# SET PROBLEM
Locate the word "Möglichkeit" in the data below, then copy every line that holds it.

Data extracted from a collection
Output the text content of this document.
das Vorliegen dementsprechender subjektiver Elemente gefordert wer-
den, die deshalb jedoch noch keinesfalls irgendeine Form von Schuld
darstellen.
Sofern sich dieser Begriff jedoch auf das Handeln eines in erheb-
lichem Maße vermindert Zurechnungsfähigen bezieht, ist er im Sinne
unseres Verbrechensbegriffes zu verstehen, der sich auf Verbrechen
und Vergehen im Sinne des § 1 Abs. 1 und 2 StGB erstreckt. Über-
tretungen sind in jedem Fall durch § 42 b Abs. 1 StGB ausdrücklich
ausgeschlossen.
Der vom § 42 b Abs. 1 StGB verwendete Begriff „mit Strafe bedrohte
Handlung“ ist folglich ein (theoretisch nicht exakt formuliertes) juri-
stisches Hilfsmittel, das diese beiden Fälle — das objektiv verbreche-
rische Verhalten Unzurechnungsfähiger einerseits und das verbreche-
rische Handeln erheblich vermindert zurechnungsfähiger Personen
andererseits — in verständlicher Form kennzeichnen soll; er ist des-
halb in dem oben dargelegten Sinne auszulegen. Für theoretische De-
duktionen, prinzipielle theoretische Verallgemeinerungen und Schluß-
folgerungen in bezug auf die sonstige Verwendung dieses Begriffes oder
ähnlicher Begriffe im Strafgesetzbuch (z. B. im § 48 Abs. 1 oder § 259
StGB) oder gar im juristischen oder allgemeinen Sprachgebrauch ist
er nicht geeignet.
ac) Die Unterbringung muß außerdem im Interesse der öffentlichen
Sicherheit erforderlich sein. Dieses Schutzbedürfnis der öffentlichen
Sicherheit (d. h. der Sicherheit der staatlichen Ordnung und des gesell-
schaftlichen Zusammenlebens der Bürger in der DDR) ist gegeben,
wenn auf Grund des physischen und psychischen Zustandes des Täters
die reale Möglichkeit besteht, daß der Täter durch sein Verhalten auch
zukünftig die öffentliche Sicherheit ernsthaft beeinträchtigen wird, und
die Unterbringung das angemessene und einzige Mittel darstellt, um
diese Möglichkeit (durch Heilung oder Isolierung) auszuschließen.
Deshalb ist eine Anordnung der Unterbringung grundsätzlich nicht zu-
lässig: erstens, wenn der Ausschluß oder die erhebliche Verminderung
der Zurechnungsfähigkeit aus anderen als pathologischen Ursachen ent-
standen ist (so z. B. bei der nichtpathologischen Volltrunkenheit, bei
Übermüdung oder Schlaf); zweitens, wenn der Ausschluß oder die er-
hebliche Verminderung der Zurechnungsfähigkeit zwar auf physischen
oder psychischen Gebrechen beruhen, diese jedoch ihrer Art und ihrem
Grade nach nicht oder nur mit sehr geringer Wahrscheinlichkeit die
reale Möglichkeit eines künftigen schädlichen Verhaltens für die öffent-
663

# ANSWER
die reale Möglichkeit besteht, daß der Täter durch sein Verhalten auch
diese Möglichkeit (durch Heilung oder Isolierung) auszuschließen.
reale Möglichkeit eines künftigen schädlichen Verhaltens für die öffent-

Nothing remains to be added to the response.